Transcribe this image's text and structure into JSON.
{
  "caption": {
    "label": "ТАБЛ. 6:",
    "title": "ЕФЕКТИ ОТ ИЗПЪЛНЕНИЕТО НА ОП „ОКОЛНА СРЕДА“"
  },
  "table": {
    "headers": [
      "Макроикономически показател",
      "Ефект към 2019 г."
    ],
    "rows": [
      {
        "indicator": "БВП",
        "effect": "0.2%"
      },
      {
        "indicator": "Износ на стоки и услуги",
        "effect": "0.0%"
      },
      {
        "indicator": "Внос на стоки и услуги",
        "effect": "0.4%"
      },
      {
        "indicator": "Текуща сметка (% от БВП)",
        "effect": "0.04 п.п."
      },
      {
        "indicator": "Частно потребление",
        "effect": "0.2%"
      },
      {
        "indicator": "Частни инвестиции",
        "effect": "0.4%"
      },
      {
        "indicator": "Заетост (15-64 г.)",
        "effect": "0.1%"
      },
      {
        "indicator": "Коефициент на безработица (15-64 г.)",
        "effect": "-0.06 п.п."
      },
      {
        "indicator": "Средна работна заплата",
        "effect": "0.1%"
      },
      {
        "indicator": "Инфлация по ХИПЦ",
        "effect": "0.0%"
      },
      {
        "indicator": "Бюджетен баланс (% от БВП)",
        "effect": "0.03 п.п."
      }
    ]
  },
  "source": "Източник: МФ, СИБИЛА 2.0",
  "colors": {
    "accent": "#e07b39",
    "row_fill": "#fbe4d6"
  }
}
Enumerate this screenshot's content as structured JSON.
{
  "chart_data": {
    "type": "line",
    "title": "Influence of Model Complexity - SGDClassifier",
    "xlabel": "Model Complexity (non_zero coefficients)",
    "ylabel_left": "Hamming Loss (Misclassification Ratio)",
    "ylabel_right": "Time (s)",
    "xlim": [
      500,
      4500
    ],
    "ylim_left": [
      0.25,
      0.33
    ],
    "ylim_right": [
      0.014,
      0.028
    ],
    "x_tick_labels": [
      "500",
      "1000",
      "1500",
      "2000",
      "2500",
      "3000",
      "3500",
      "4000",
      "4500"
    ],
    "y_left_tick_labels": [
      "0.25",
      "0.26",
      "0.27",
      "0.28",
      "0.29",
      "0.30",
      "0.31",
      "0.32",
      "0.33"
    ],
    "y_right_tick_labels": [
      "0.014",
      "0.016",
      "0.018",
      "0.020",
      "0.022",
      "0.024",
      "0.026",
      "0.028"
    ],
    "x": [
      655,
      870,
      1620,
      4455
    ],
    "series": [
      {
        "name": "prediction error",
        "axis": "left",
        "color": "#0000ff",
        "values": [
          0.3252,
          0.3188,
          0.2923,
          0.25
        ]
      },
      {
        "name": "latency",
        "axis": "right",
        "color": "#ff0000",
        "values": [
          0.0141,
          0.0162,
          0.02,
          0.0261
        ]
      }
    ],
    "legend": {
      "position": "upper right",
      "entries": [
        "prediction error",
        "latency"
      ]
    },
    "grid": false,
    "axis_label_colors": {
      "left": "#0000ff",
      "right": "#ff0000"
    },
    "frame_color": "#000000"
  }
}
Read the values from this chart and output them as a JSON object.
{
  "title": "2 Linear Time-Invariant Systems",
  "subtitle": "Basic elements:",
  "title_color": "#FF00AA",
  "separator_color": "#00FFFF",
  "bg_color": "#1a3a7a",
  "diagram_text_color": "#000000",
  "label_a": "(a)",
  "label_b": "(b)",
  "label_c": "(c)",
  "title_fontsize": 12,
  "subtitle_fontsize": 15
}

_ _ _

In the entries above, find the line containing "Read the values". Set down that line and every line after it through the last one, exactly and alone.

Read the values from this chart and output them as a JSON object.
{
  "title": "2 Linear Time-Invariant Systems",
  "subtitle": "Basic elements:",
  "title_color": "#FF00AA",
  "separator_color": "#00FFFF",
  "bg_color": "#1a3a7a",
  "diagram_text_color": "#000000",
  "label_a": "(a)",
  "label_b": "(b)",
  "label_c": "(c)",
  "title_fontsize": 12,
  "subtitle_fontsize": 15
}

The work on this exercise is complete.